----- Dataset records

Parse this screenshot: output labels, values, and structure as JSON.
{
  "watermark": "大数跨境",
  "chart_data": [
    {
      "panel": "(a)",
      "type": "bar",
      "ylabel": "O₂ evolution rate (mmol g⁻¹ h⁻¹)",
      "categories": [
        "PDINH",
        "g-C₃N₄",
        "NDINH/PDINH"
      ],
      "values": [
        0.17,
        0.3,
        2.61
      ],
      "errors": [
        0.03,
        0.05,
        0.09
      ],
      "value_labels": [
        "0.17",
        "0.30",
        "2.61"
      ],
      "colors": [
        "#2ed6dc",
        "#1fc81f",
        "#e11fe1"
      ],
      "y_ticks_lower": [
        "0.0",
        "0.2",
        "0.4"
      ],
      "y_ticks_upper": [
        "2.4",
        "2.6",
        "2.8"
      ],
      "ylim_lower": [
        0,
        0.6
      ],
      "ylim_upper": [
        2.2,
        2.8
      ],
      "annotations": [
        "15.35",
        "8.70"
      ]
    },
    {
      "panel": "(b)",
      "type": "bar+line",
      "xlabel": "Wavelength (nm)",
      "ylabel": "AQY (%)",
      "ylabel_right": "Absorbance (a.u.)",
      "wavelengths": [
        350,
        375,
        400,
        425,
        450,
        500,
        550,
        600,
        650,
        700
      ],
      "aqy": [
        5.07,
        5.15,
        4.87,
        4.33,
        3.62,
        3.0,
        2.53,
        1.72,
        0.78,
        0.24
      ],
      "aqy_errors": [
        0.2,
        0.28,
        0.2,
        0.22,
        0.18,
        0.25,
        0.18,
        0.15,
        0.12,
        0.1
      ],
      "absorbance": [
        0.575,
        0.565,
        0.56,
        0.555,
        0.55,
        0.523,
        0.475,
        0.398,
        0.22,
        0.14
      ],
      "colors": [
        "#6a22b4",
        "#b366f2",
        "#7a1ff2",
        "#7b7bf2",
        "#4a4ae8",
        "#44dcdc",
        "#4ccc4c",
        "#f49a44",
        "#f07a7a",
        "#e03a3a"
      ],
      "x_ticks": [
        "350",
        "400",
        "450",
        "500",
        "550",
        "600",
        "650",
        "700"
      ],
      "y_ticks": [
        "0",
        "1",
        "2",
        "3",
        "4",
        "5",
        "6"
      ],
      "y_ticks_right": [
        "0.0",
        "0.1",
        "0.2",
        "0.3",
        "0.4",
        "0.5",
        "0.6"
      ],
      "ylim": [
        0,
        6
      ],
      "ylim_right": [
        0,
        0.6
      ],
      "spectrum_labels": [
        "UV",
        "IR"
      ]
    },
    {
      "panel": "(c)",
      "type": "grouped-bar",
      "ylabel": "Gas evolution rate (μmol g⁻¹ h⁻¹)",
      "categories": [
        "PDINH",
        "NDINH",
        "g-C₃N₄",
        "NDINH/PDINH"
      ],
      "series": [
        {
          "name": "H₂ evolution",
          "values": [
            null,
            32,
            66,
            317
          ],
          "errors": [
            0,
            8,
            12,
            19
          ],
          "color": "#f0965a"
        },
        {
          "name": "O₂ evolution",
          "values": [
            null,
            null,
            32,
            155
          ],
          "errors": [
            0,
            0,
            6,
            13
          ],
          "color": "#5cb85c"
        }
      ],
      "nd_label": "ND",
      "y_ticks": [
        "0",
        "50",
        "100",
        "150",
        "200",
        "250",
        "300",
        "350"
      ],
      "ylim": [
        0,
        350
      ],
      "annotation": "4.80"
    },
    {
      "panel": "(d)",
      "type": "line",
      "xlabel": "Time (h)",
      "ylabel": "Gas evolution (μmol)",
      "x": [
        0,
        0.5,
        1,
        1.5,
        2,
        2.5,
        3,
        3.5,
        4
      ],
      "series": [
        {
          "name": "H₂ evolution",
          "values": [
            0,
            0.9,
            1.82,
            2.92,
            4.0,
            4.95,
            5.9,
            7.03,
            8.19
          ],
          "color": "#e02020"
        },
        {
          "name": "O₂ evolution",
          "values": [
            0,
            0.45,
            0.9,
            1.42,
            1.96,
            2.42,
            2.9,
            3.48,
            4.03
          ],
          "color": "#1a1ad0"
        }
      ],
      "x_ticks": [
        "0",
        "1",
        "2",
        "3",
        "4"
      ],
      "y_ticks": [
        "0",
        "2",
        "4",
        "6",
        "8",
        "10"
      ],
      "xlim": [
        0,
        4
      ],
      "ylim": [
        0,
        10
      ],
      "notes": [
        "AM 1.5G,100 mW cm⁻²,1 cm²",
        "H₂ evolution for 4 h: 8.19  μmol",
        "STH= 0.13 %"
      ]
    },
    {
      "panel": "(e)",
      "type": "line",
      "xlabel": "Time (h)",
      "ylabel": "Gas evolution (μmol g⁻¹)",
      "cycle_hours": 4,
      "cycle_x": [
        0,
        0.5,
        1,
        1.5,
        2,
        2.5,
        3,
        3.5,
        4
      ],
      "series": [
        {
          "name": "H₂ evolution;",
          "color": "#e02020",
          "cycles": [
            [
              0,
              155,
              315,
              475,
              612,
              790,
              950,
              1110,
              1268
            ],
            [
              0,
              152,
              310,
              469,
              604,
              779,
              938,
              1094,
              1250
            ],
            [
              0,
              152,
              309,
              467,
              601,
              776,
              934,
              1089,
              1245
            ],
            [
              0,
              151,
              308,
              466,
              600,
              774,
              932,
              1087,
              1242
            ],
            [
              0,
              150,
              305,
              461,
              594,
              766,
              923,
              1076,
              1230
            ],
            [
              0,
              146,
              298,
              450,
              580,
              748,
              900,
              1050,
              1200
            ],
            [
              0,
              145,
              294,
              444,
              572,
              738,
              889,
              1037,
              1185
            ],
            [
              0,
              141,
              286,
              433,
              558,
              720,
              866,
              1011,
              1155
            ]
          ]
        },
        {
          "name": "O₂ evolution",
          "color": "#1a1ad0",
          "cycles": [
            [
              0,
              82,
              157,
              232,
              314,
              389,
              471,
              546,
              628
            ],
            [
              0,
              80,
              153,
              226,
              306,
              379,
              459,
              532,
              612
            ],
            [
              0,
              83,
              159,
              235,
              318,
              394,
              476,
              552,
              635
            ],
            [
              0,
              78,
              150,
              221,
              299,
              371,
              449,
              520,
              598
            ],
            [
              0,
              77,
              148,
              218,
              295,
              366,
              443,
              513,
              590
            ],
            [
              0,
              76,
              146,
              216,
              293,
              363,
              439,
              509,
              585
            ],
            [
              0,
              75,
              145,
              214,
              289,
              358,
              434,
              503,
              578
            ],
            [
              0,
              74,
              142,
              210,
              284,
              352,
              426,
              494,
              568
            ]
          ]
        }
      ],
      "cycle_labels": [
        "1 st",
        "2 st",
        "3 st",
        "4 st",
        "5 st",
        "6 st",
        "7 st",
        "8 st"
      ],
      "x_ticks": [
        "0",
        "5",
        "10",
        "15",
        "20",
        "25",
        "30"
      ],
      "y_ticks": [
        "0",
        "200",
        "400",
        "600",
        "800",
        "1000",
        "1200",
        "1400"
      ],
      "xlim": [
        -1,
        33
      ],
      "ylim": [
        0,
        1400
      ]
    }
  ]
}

----------

### Task instructions
Reproduce all of the records exactly.

### Result of this exercise
Parse this screenshot: output labels, values, and structure as JSON.
{
  "watermark": "大数跨境",
  "chart_data": [
    {
      "panel": "(a)",
      "type": "bar",
      "ylabel": "O₂ evolution rate (mmol g⁻¹ h⁻¹)",
      "categories": [
        "PDINH",
        "g-C₃N₄",
        "NDINH/PDINH"
      ],
      "values": [
        0.17,
        0.3,
        2.61
      ],
      "errors": [
        0.03,
        0.05,
        0.09
      ],
      "value_labels": [
        "0.17",
        "0.30",
        "2.61"
      ],
      "colors": [
        "#2ed6dc",
        "#1fc81f",
        "#e11fe1"
      ],
      "y_ticks_lower": [
        "0.0",
        "0.2",
        "0.4"
      ],
      "y_ticks_upper": [
        "2.4",
        "2.6",
        "2.8"
      ],
      "ylim_lower": [
        0,
        0.6
      ],
      "ylim_upper": [
        2.2,
        2.8
      ],
      "annotations": [
        "15.35",
        "8.70"
      ]
    },
    {
      "panel": "(b)",
      "type": "bar+line",
      "xlabel": "Wavelength (nm)",
      "ylabel": "AQY (%)",
      "ylabel_right": "Absorbance (a.u.)",
      "wavelengths": [
        350,
        375,
        400,
        425,
        450,
        500,
        550,
        600,
        650,
        700
      ],
      "aqy": [
        5.07,
        5.15,
        4.87,
        4.33,
        3.62,
        3.0,
        2.53,
        1.72,
        0.78,
        0.24
      ],
      "aqy_errors": [
        0.2,
        0.28,
        0.2,
        0.22,
        0.18,
        0.25,
        0.18,
        0.15,
        0.12,
        0.1
      ],
      "absorbance": [
        0.575,
        0.565,
        0.56,
        0.555,
        0.55,
        0.523,
        0.475,
        0.398,
        0.22,
        0.14
      ],
      "colors": [
        "#6a22b4",
        "#b366f2",
        "#7a1ff2",
        "#7b7bf2",
        "#4a4ae8",
        "#44dcdc",
        "#4ccc4c",
        "#f49a44",
        "#f07a7a",
        "#e03a3a"
      ],
      "x_ticks": [
        "350",
        "400",
        "450",
        "500",
        "550",
        "600",
        "650",
        "700"
      ],
      "y_ticks": [
        "0",
        "1",
        "2",
        "3",
        "4",
        "5",
        "6"
      ],
      "y_ticks_right": [
        "0.0",
        "0.1",
        "0.2",
        "0.3",
        "0.4",
        "0.5",
        "0.6"
      ],
      "ylim": [
        0,
        6
      ],
      "ylim_right": [
        0,
        0.6
      ],
      "spectrum_labels": [
        "UV",
        "IR"
      ]
    },
    {
      "panel": "(c)",
      "type": "grouped-bar",
      "ylabel": "Gas evolution rate (μmol g⁻¹ h⁻¹)",
      "categories": [
        "PDINH",
        "NDINH",
        "g-C₃N₄",
        "NDINH/PDINH"
      ],
      "series": [
        {
          "name": "H₂ evolution",
          "values": [
            null,
            32,
            66,
            317
          ],
          "errors": [
            0,
            8,
            12,
            19
          ],
          "color": "#f0965a"
        },
        {
          "name": "O₂ evolution",
          "values": [
            null,
            null,
            32,
            155
          ],
          "errors": [
            0,
            0,
            6,
            13
          ],
          "color": "#5cb85c"
        }
      ],
      "nd_label": "ND",
      "y_ticks": [
        "0",
        "50",
        "100",
        "150",
        "200",
        "250",
        "300",
        "350"
      ],
      "ylim": [
        0,
        350
      ],
      "annotation": "4.80"
    },
    {
      "panel": "(d)",
      "type": "line",
      "xlabel": "Time (h)",
      "ylabel": "Gas evolution (μmol)",
      "x": [
        0,
        0.5,
        1,
        1.5,
        2,
        2.5,
        3,
        3.5,
        4
      ],
      "series": [
        {
          "name": "H₂ evolution",
          "values": [
            0,
            0.9,
            1.82,
            2.92,
            4.0,
            4.95,
            5.9,
            7.03,
            8.19
          ],
          "color": "#e02020"
        },
        {
          "name": "O₂ evolution",
          "values": [
            0,
            0.45,
            0.9,
            1.42,
            1.96,
            2.42,
            2.9,
            3.48,
            4.03
          ],
          "color": "#1a1ad0"
        }
      ],
      "x_ticks": [
        "0",
        "1",
        "2",
        "3",
        "4"
      ],
      "y_ticks": [
        "0",
        "2",
        "4",
        "6",
        "8",
        "10"
      ],
      "xlim": [
        0,
        4
      ],
      "ylim": [
        0,
        10
      ],
      "notes": [
        "AM 1.5G,100 mW cm⁻²,1 cm²",
        "H₂ evolution for 4 h: 8.19  μmol",
        "STH= 0.13 %"
      ]
    },
    {
      "panel": "(e)",
      "type": "line",
      "xlabel": "Time (h)",
      "ylabel": "Gas evolution (μmol g⁻¹)",
      "cycle_hours": 4,
      "cycle_x": [
        0,
        0.5,
        1,
        1.5,
        2,
        2.5,
        3,
        3.5,
        4
      ],
      "series": [
        {
          "name": "H₂ evolution;",
          "color": "#e02020",
          "cycles": [
            [
              0,
              155,
              315,
              475,
              612,
              790,
              950,
              1110,
              1268
            ],
            [
              0,
              152,
              310,
              469,
              604,
              779,
              938,
              1094,
              1250
            ],
            [
              0,
              152,
              309,
              467,
              601,
              776,
              934,
              1089,
              1245
            ],
            [
              0,
              151,
              308,
              466,
              600,
              774,
              932,
              1087,
              1242
            ],
            [
              0,
              150,
              305,
              461,
              594,
              766,
              923,
              1076,
              1230
            ],
            [
              0,
              146,
              298,
              450,
              580,
              748,
              900,
              1050,
              1200
            ],
            [
              0,
              145,
              294,
              444,
              572,
              738,
              889,
              1037,
              1185
            ],
            [
              0,
              141,
              286,
              433,
              558,
              720,
              866,
              1011,
              1155
            ]
          ]
        },
        {
          "name": "O₂ evolution",
          "color": "#1a1ad0",
          "cycles": [
            [
              0,
              82,
              157,
              232,
              314,
              389,
              471,
              546,
              628
            ],
            [
              0,
              80,
              153,
              226,
              306,
              379,
              459,
              532,
              612
            ],
            [
              0,
              83,
              159,
              235,
              318,
              394,
              476,
              552,
              635
            ],
            [
              0,
              78,
              150,
              221,
              299,
              371,
              449,
              520,
              598
            ],
            [
              0,
              77,
              148,
              218,
              295,
              366,
              443,
              513,
              590
            ],
            [
              0,
              76,
              146,
              216,
              293,
              363,
              439,
              509,
              585
            ],
            [
              0,
              75,
              145,
              214,
              289,
              358,
              434,
              503,
              578
            ],
            [
              0,
              74,
              142,
              210,
              284,
              352,
              426,
              494,
              568
            ]
          ]
        }
      ],
      "cycle_labels": [
        "1 st",
        "2 st",
        "3 st",
        "4 st",
        "5 st",
        "6 st",
        "7 st",
        "8 st"
      ],
      "x_ticks": [
        "0",
        "5",
        "10",
        "15",
        "20",
        "25",
        "30"
      ],
      "y_ticks": [
        "0",
        "200",
        "400",
        "600",
        "800",
        "1000",
        "1200",
        "1400"
      ],
      "xlim": [
        -1,
        33
      ],
      "ylim": [
        0,
        1400
      ]
    }
  ]
}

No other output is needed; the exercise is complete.